Records from a dataset
==*==

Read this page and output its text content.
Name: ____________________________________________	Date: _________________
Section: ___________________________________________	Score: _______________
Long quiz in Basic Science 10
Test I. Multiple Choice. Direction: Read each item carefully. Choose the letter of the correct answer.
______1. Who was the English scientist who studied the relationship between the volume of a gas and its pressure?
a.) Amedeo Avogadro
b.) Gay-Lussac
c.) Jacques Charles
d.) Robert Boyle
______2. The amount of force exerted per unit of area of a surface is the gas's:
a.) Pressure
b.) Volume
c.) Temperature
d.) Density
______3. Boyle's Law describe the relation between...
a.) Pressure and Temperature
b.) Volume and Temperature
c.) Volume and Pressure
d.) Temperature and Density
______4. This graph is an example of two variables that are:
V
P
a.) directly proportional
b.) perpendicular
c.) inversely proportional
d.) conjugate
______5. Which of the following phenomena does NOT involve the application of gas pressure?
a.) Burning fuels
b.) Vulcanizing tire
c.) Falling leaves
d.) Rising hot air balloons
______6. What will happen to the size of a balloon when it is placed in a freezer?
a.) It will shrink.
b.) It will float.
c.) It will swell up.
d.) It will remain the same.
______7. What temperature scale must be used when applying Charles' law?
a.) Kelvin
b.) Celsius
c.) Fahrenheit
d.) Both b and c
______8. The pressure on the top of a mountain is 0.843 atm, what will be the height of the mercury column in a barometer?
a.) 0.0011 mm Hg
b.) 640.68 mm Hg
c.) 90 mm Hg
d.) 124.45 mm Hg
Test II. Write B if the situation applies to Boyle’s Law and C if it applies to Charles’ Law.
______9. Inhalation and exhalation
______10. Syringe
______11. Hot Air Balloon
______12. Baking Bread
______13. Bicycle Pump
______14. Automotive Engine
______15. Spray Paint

==*==

# [WHAT YOU HAVE TO DO]
Only a number is wanted here: how many lines in the data above include the string "when"?

# [OUTPUT FOR THIS TASK]
2